> _Your goal_:
Where a picture appears, omit it; repeat everything else in the records exactly.

> _Provided information_:

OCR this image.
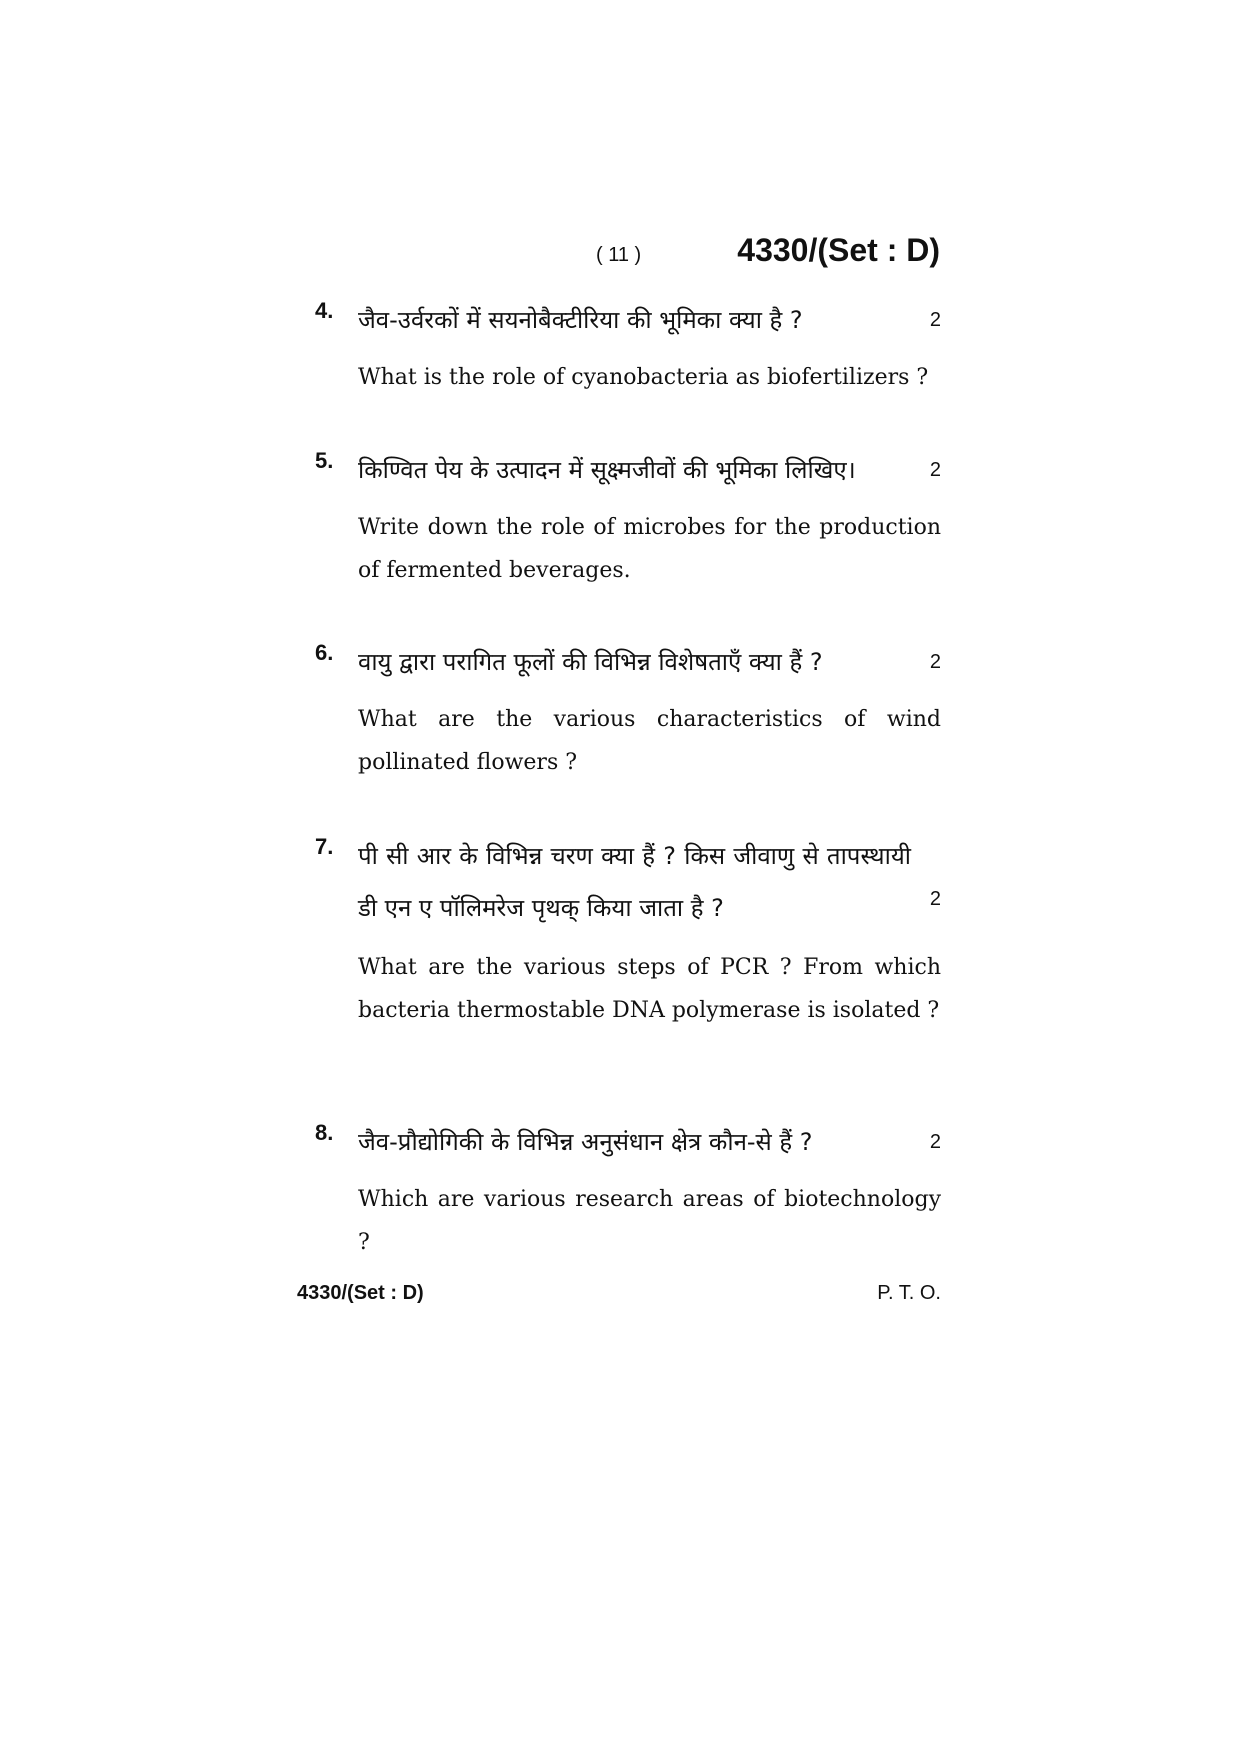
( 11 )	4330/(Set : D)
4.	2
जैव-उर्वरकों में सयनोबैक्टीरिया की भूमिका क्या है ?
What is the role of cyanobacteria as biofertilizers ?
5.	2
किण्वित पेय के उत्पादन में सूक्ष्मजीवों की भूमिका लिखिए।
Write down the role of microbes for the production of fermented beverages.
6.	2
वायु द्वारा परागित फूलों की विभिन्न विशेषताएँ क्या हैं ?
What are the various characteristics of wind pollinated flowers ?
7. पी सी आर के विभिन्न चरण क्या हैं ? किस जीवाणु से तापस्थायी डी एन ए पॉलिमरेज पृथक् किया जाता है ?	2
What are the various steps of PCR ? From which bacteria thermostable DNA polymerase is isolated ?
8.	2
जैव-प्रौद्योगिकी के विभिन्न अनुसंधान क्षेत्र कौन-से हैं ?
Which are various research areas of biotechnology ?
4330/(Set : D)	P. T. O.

> _Task answer_:
OCR this image.
( 11 )	4330/(Set : D)
4.	2
जैव-उर्वरकों में सयनोबैक्टीरिया की भूमिका क्या है ?
What is the role of cyanobacteria as biofertilizers ?
5.	2
किण्वित पेय के उत्पादन में सूक्ष्मजीवों की भूमिका लिखिए।
Write down the role of microbes for the production of fermented beverages.
6.	2
वायु द्वारा परागित फूलों की विभिन्न विशेषताएँ क्या हैं ?
What are the various characteristics of wind pollinated flowers ?
7. पी सी आर के विभिन्न चरण क्या हैं ? किस जीवाणु से तापस्थायी डी एन ए पॉलिमरेज पृथक् किया जाता है ?	2
What are the various steps of PCR ? From which bacteria thermostable DNA polymerase is isolated ?
8.	2
जैव-प्रौद्योगिकी के विभिन्न अनुसंधान क्षेत्र कौन-से हैं ?
Which are various research areas of biotechnology ?
4330/(Set : D)	P. T. O.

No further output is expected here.